------ Items ------
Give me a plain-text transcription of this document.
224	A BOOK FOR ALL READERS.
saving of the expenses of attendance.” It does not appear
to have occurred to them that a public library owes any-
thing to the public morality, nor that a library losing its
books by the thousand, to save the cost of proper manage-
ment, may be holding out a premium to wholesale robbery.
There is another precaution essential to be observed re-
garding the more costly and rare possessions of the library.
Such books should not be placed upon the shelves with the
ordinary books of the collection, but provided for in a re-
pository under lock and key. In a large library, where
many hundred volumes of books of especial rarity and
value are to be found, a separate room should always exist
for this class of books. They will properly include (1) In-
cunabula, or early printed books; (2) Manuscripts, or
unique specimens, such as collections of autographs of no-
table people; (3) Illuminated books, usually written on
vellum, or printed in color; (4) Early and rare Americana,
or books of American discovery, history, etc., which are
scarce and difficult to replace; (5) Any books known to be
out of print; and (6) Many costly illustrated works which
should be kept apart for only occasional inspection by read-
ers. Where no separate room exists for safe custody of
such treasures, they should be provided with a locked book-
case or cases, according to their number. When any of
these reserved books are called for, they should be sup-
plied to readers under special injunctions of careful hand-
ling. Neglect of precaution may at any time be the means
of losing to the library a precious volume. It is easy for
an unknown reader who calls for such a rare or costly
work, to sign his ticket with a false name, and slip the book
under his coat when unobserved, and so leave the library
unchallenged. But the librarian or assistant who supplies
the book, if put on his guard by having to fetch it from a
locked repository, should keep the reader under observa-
------
The task: Each record above should be repeated exactly as it appears.

Output below:
Give me a plain-text transcription of this document.
224	A BOOK FOR ALL READERS.
saving of the expenses of attendance.” It does not appear
to have occurred to them that a public library owes any-
thing to the public morality, nor that a library losing its
books by the thousand, to save the cost of proper manage-
ment, may be holding out a premium to wholesale robbery.
There is another precaution essential to be observed re-
garding the more costly and rare possessions of the library.
Such books should not be placed upon the shelves with the
ordinary books of the collection, but provided for in a re-
pository under lock and key. In a large library, where
many hundred volumes of books of especial rarity and
value are to be found, a separate room should always exist
for this class of books. They will properly include (1) In-
cunabula, or early printed books; (2) Manuscripts, or
unique specimens, such as collections of autographs of no-
table people; (3) Illuminated books, usually written on
vellum, or printed in color; (4) Early and rare Americana,
or books of American discovery, history, etc., which are
scarce and difficult to replace; (5) Any books known to be
out of print; and (6) Many costly illustrated works which
should be kept apart for only occasional inspection by read-
ers. Where no separate room exists for safe custody of
such treasures, they should be provided with a locked book-
case or cases, according to their number. When any of
these reserved books are called for, they should be sup-
plied to readers under special injunctions of careful hand-
ling. Neglect of precaution may at any time be the means
of losing to the library a precious volume. It is easy for
an unknown reader who calls for such a rare or costly
work, to sign his ticket with a false name, and slip the book
under his coat when unobserved, and so leave the library
unchallenged. But the librarian or assistant who supplies
the book, if put on his guard by having to fetch it from a
locked repository, should keep the reader under observa-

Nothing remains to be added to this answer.